**TO BE DONE:** Read the lines below. Copy out any that hold the string "consumer".
+ + + +
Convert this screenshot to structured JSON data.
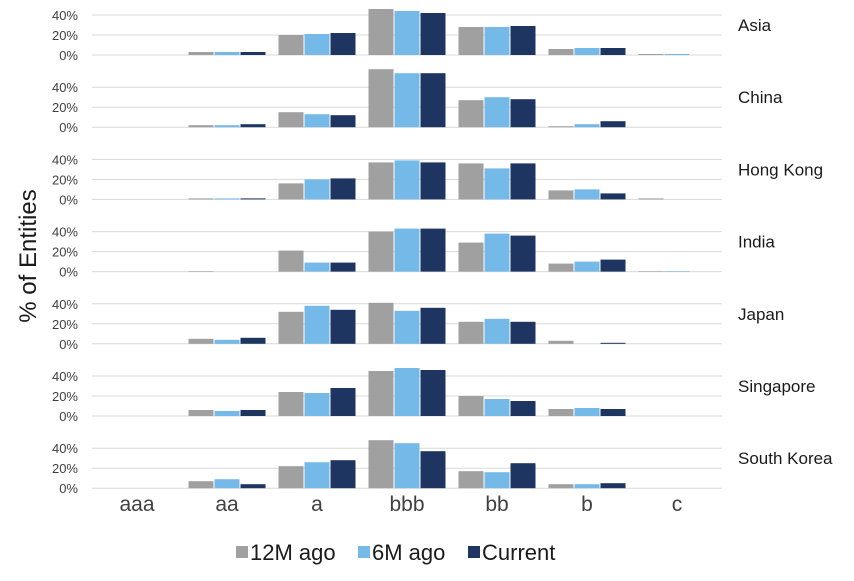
{
  "chart_data": {
    "type": "bar",
    "ylabel": "% of Entities",
    "categories": [
      "aaa",
      "aa",
      "a",
      "bbb",
      "bb",
      "b",
      "c"
    ],
    "y_ticks": [
      "0%",
      "20%",
      "40%"
    ],
    "ylim": [
      0,
      50
    ],
    "grid": true,
    "legend_position": "bottom",
    "series_names": [
      "12M ago",
      "6M ago",
      "Current"
    ],
    "colors": {
      "12M ago": "#a0a0a0",
      "6M ago": "#74b9e8",
      "Current": "#1d3560",
      "grid": "#d9d9d9",
      "text": "#404040"
    },
    "panels": [
      {
        "name": "Asia",
        "series": [
          {
            "name": "12M ago",
            "values": [
              0,
              3,
              20,
              46,
              28,
              6,
              1
            ]
          },
          {
            "name": "6M ago",
            "values": [
              0,
              3,
              21,
              44,
              28,
              7,
              1
            ]
          },
          {
            "name": "Current",
            "values": [
              0,
              3,
              22,
              42,
              29,
              7,
              0
            ]
          }
        ]
      },
      {
        "name": "China",
        "series": [
          {
            "name": "12M ago",
            "values": [
              0,
              2,
              15,
              58,
              27,
              1,
              0
            ]
          },
          {
            "name": "6M ago",
            "values": [
              0,
              2,
              13,
              54,
              30,
              3,
              0
            ]
          },
          {
            "name": "Current",
            "values": [
              0,
              3,
              12,
              54,
              28,
              6,
              0
            ]
          }
        ]
      },
      {
        "name": "Hong Kong",
        "series": [
          {
            "name": "12M ago",
            "values": [
              0,
              1,
              16,
              37,
              36,
              9,
              1
            ]
          },
          {
            "name": "6M ago",
            "values": [
              0,
              1,
              20,
              39,
              31,
              10,
              0
            ]
          },
          {
            "name": "Current",
            "values": [
              0,
              1,
              21,
              37,
              36,
              6,
              0
            ]
          }
        ]
      },
      {
        "name": "India",
        "series": [
          {
            "name": "12M ago",
            "values": [
              0,
              0.5,
              21,
              40,
              29,
              8,
              0.5
            ]
          },
          {
            "name": "6M ago",
            "values": [
              0,
              0,
              9,
              43,
              38,
              10,
              0.5
            ]
          },
          {
            "name": "Current",
            "values": [
              0,
              0,
              9,
              43,
              36,
              12,
              0
            ]
          }
        ]
      },
      {
        "name": "Japan",
        "series": [
          {
            "name": "12M ago",
            "values": [
              0,
              5,
              32,
              41,
              22,
              3,
              0
            ]
          },
          {
            "name": "6M ago",
            "values": [
              0,
              4,
              38,
              33,
              25,
              0,
              0
            ]
          },
          {
            "name": "Current",
            "values": [
              0,
              6,
              34,
              36,
              22,
              1,
              0
            ]
          }
        ]
      },
      {
        "name": "Singapore",
        "series": [
          {
            "name": "12M ago",
            "values": [
              0,
              6,
              24,
              45,
              20,
              7,
              0
            ]
          },
          {
            "name": "6M ago",
            "values": [
              0,
              5,
              23,
              48,
              17,
              8,
              0
            ]
          },
          {
            "name": "Current",
            "values": [
              0,
              6,
              28,
              46,
              15,
              7,
              0
            ]
          }
        ]
      },
      {
        "name": "South Korea",
        "series": [
          {
            "name": "12M ago",
            "values": [
              0,
              7,
              22,
              48,
              17,
              4,
              0
            ]
          },
          {
            "name": "6M ago",
            "values": [
              0,
              9,
              26,
              45,
              16,
              4,
              0
            ]
          },
          {
            "name": "Current",
            "values": [
              0,
              4,
              28,
              37,
              25,
              5,
              0
            ]
          }
        ]
      }
    ]
  }
}
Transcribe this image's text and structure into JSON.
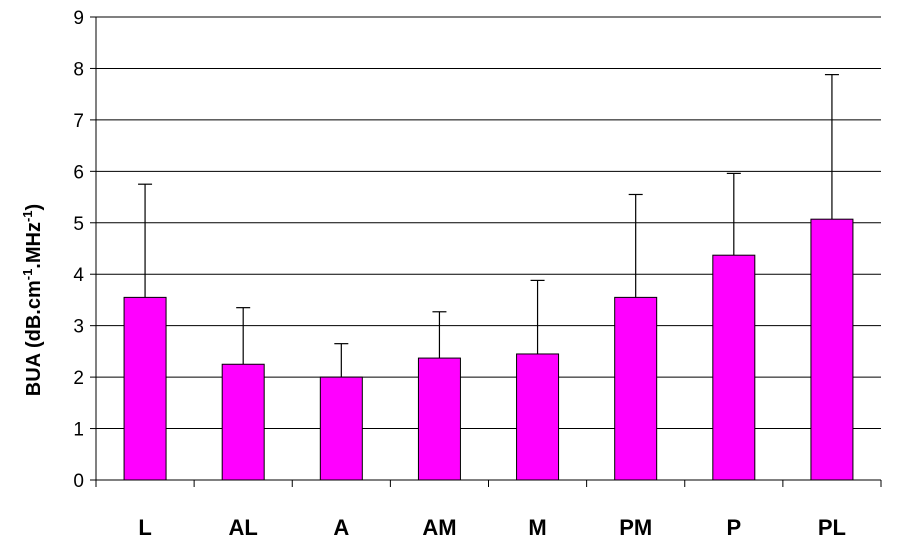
{
  "chart_data": {
    "type": "bar",
    "title": "",
    "xlabel": "",
    "ylabel": "BUA (dB.cm-1.MHz-1)",
    "ylabel_parts": {
      "a": "BUA (dB.cm",
      "sup1": "-1",
      "b": ".MHz",
      "sup2": "-1",
      "c": ")"
    },
    "categories": [
      "L",
      "AL",
      "A",
      "AM",
      "M",
      "PM",
      "P",
      "PL"
    ],
    "values": [
      3.55,
      2.25,
      2.0,
      2.37,
      2.45,
      3.55,
      4.37,
      5.07
    ],
    "error_upper": [
      5.75,
      3.35,
      2.65,
      3.27,
      3.88,
      5.55,
      5.96,
      7.88
    ],
    "ylim": [
      0,
      9
    ],
    "yticks": [
      "0",
      "1",
      "2",
      "3",
      "4",
      "5",
      "6",
      "7",
      "8",
      "9"
    ],
    "grid": true,
    "legend": "none",
    "colors": {
      "bar": "#FF00FF",
      "edge": "#000000",
      "grid": "#000000"
    }
  }
}
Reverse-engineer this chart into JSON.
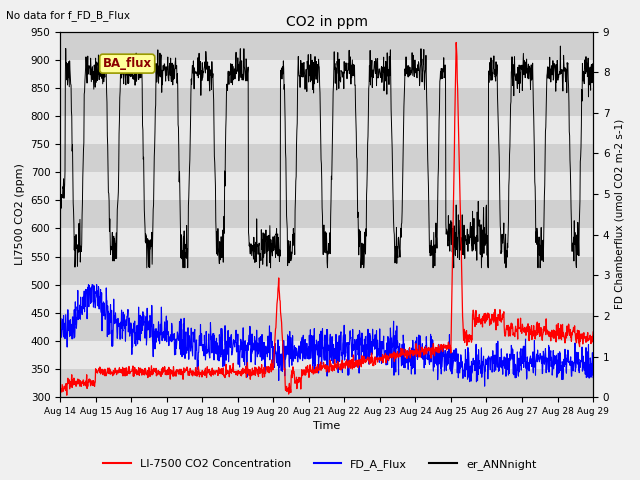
{
  "title": "CO2 in ppm",
  "top_left_text": "No data for f_FD_B_Flux",
  "xlabel": "Time",
  "ylabel_left": "LI7500 CO2 (ppm)",
  "ylabel_right": "FD Chamberflux (umol CO2 m-2 s-1)",
  "ylim_left": [
    300,
    950
  ],
  "ylim_right": [
    0.0,
    9.0
  ],
  "xticklabels": [
    "Aug 14",
    "Aug 15",
    "Aug 16",
    "Aug 17",
    "Aug 18",
    "Aug 19",
    "Aug 20",
    "Aug 21",
    "Aug 22",
    "Aug 23",
    "Aug 24",
    "Aug 25",
    "Aug 26",
    "Aug 27",
    "Aug 28",
    "Aug 29"
  ],
  "ba_flux_label": "BA_flux",
  "legend_entries": [
    "LI-7500 CO2 Concentration",
    "FD_A_Flux",
    "er_ANNnight"
  ],
  "n_points": 1500,
  "figsize": [
    6.4,
    4.8
  ],
  "dpi": 100
}
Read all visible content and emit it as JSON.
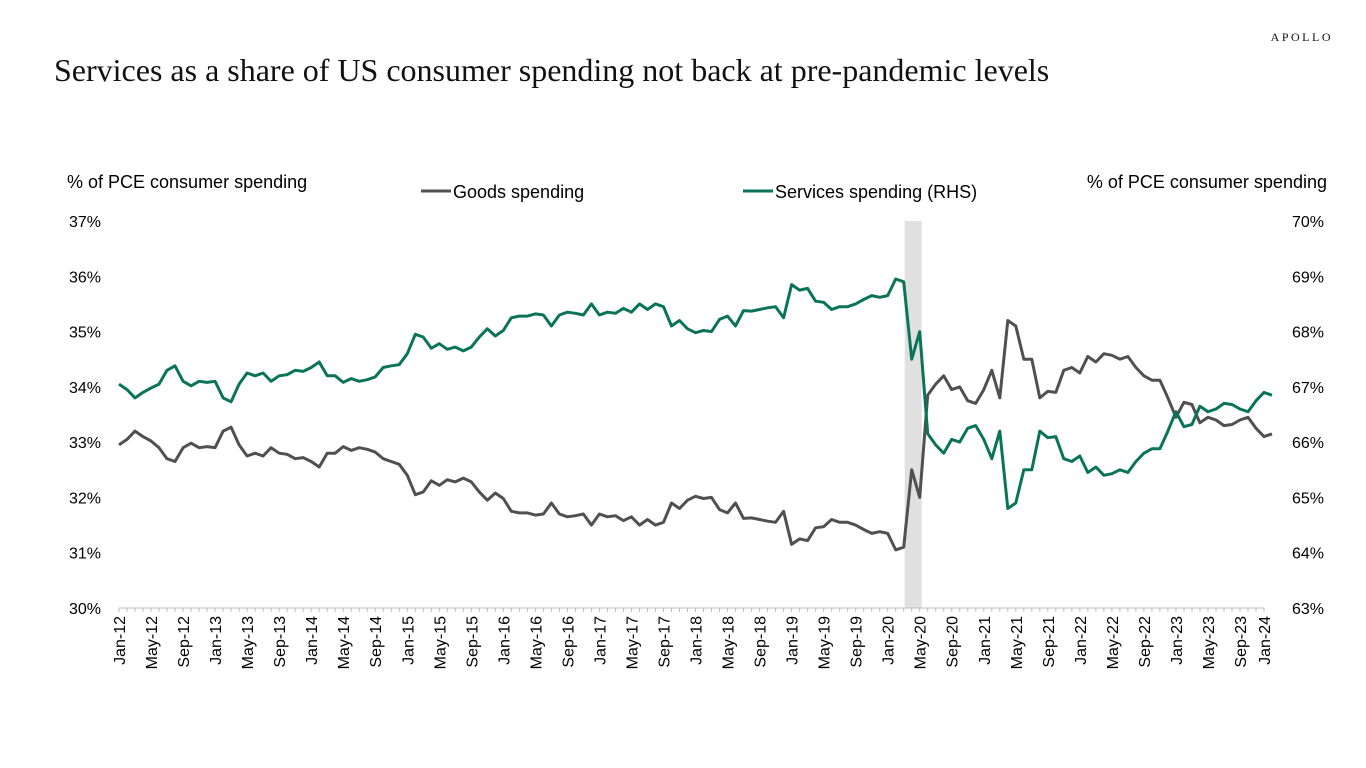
{
  "brand": "APOLLO",
  "title": "Services as a share of US consumer spending not back at pre-pandemic levels",
  "chart_data": {
    "type": "line",
    "ylabel_left": "% of PCE consumer spending",
    "ylabel_right": "% of PCE consumer spending",
    "ylim_left": [
      30,
      37
    ],
    "ylim_right": [
      63,
      70
    ],
    "yticks_left": [
      "30%",
      "31%",
      "32%",
      "33%",
      "34%",
      "35%",
      "36%",
      "37%"
    ],
    "yticks_right": [
      "63%",
      "64%",
      "65%",
      "66%",
      "67%",
      "68%",
      "69%",
      "70%"
    ],
    "x_start": "Jan-12",
    "n_points": 144,
    "xtick_labels": [
      "Jan-12",
      "May-12",
      "Sep-12",
      "Jan-13",
      "May-13",
      "Sep-13",
      "Jan-14",
      "May-14",
      "Sep-14",
      "Jan-15",
      "May-15",
      "Sep-15",
      "Jan-16",
      "May-16",
      "Sep-16",
      "Jan-17",
      "May-17",
      "Sep-17",
      "Jan-18",
      "May-18",
      "Sep-18",
      "Jan-19",
      "May-19",
      "Sep-19",
      "Jan-20",
      "May-20",
      "Sep-20",
      "Jan-21",
      "May-21",
      "Sep-21",
      "Jan-22",
      "May-22",
      "Sep-22",
      "Jan-23",
      "May-23",
      "Sep-23",
      "Jan-24"
    ],
    "recession_shading": {
      "start_index": 98,
      "end_index": 100,
      "color": "#e0e0e0"
    },
    "legend": {
      "placement": "top-center"
    },
    "series": [
      {
        "name": "Goods spending",
        "axis": "left",
        "color": "#505050",
        "values": [
          32.95,
          33.05,
          33.2,
          33.1,
          33.02,
          32.9,
          32.7,
          32.65,
          32.9,
          32.98,
          32.9,
          32.92,
          32.9,
          33.2,
          33.27,
          32.95,
          32.75,
          32.8,
          32.75,
          32.9,
          32.8,
          32.78,
          32.7,
          32.72,
          32.65,
          32.55,
          32.8,
          32.8,
          32.92,
          32.85,
          32.9,
          32.87,
          32.82,
          32.7,
          32.65,
          32.6,
          32.4,
          32.05,
          32.1,
          32.3,
          32.22,
          32.32,
          32.28,
          32.35,
          32.28,
          32.1,
          31.95,
          32.08,
          31.98,
          31.75,
          31.72,
          31.72,
          31.68,
          31.7,
          31.9,
          31.7,
          31.65,
          31.67,
          31.7,
          31.5,
          31.7,
          31.65,
          31.67,
          31.58,
          31.65,
          31.5,
          31.6,
          31.5,
          31.55,
          31.9,
          31.8,
          31.95,
          32.02,
          31.98,
          32.0,
          31.78,
          31.72,
          31.9,
          31.62,
          31.63,
          31.6,
          31.57,
          31.55,
          31.75,
          31.15,
          31.25,
          31.22,
          31.45,
          31.47,
          31.6,
          31.55,
          31.55,
          31.5,
          31.42,
          31.35,
          31.38,
          31.35,
          31.05,
          31.1,
          32.5,
          32.0,
          33.85,
          34.05,
          34.2,
          33.95,
          34.0,
          33.75,
          33.7,
          33.95,
          34.3,
          33.8,
          35.2,
          35.1,
          34.5,
          34.5,
          33.8,
          33.92,
          33.9,
          34.3,
          34.35,
          34.25,
          34.55,
          34.45,
          34.6,
          34.57,
          34.5,
          34.55,
          34.35,
          34.2,
          34.12,
          34.12,
          33.8,
          33.45,
          33.72,
          33.68,
          33.35,
          33.45,
          33.4,
          33.3,
          33.32,
          33.4,
          33.45,
          33.25,
          33.1,
          33.15
        ]
      },
      {
        "name": "Services spending (RHS)",
        "axis": "right",
        "color": "#0b7458",
        "values": [
          67.05,
          66.95,
          66.8,
          66.9,
          66.98,
          67.05,
          67.3,
          67.38,
          67.1,
          67.02,
          67.1,
          67.08,
          67.1,
          66.8,
          66.73,
          67.05,
          67.25,
          67.2,
          67.25,
          67.1,
          67.2,
          67.22,
          67.3,
          67.28,
          67.35,
          67.45,
          67.2,
          67.2,
          67.08,
          67.15,
          67.1,
          67.13,
          67.18,
          67.35,
          67.38,
          67.4,
          67.6,
          67.95,
          67.9,
          67.7,
          67.78,
          67.68,
          67.72,
          67.65,
          67.72,
          67.9,
          68.05,
          67.92,
          68.02,
          68.25,
          68.28,
          68.28,
          68.32,
          68.3,
          68.1,
          68.3,
          68.35,
          68.33,
          68.3,
          68.5,
          68.3,
          68.35,
          68.33,
          68.42,
          68.35,
          68.5,
          68.4,
          68.5,
          68.45,
          68.1,
          68.2,
          68.05,
          67.98,
          68.02,
          68.0,
          68.22,
          68.28,
          68.1,
          68.38,
          68.37,
          68.4,
          68.43,
          68.45,
          68.25,
          68.85,
          68.75,
          68.78,
          68.55,
          68.53,
          68.4,
          68.45,
          68.45,
          68.5,
          68.58,
          68.65,
          68.62,
          68.65,
          68.95,
          68.9,
          67.5,
          68.0,
          66.15,
          65.95,
          65.8,
          66.05,
          66.0,
          66.25,
          66.3,
          66.05,
          65.7,
          66.2,
          64.8,
          64.9,
          65.5,
          65.5,
          66.2,
          66.08,
          66.1,
          65.7,
          65.65,
          65.75,
          65.45,
          65.55,
          65.4,
          65.43,
          65.5,
          65.45,
          65.65,
          65.8,
          65.88,
          65.88,
          66.2,
          66.55,
          66.28,
          66.32,
          66.65,
          66.55,
          66.6,
          66.7,
          66.68,
          66.6,
          66.55,
          66.75,
          66.9,
          66.85
        ]
      }
    ]
  }
}
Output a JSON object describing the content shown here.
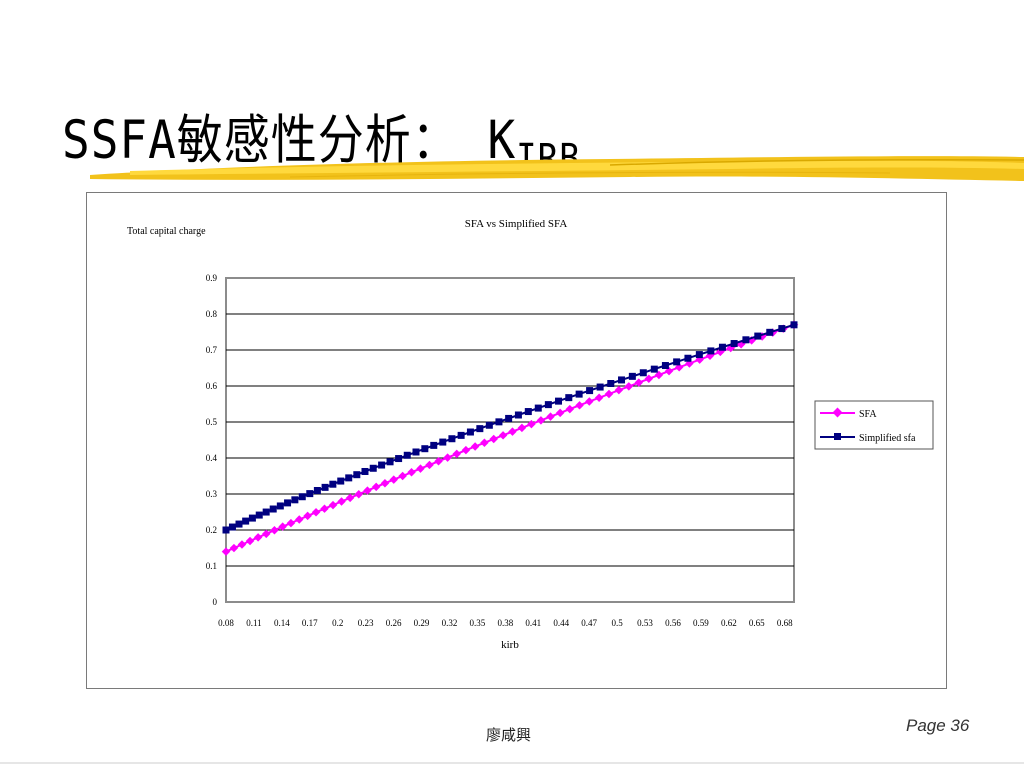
{
  "slide": {
    "title": "SSFA敏感性分析： K",
    "title_subscript": "IRB",
    "author": "廖咸興",
    "page_label": "Page 36"
  },
  "chart_data": {
    "type": "line",
    "title": "SFA vs Simplified SFA",
    "xlabel": "kirb",
    "ylabel": "Total capital charge",
    "ylim": [
      0,
      0.9
    ],
    "yticks": [
      "0",
      "0.1",
      "0.2",
      "0.3",
      "0.4",
      "0.5",
      "0.6",
      "0.7",
      "0.8",
      "0.9"
    ],
    "grid": true,
    "legend_position": "right",
    "x_ticks": [
      "0.08",
      "0.11",
      "0.14",
      "0.17",
      "0.2",
      "0.23",
      "0.26",
      "0.29",
      "0.32",
      "0.35",
      "0.38",
      "0.41",
      "0.44",
      "0.47",
      "0.5",
      "0.53",
      "0.56",
      "0.59",
      "0.62",
      "0.65",
      "0.68"
    ],
    "x": [
      0.08,
      0.09,
      0.1,
      0.11,
      0.12,
      0.13,
      0.14,
      0.15,
      0.16,
      0.17,
      0.18,
      0.19,
      0.2,
      0.21,
      0.22,
      0.23,
      0.24,
      0.25,
      0.26,
      0.27,
      0.28,
      0.29,
      0.3,
      0.31,
      0.32,
      0.33,
      0.34,
      0.35,
      0.36,
      0.37,
      0.38,
      0.39,
      0.4,
      0.41,
      0.42,
      0.43,
      0.44,
      0.45,
      0.46,
      0.47,
      0.48,
      0.49,
      0.5,
      0.51,
      0.52,
      0.53,
      0.54,
      0.55,
      0.56,
      0.57,
      0.58,
      0.59,
      0.6,
      0.61,
      0.62,
      0.63,
      0.64,
      0.65,
      0.66,
      0.67,
      0.68,
      0.69
    ],
    "series": [
      {
        "name": "SFA",
        "color": "#ff00ff",
        "marker": "diamond",
        "start": [
          0.08,
          0.14
        ],
        "control": [
          0.34,
          0.44
        ],
        "end": [
          0.69,
          0.77
        ]
      },
      {
        "name": "Simplified sfa",
        "color": "#000080",
        "marker": "square",
        "start": [
          0.08,
          0.2
        ],
        "control": [
          0.29,
          0.45
        ],
        "end": [
          0.69,
          0.77
        ]
      }
    ]
  }
}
+ + + +
**EXPECTED OUTPUT:**
  "title": "Services as a share of US consumer spending not back at pre-pandemic levels",
    "ylabel_left": "% of PCE consumer spending",
    "ylabel_right": "% of PCE consumer spending",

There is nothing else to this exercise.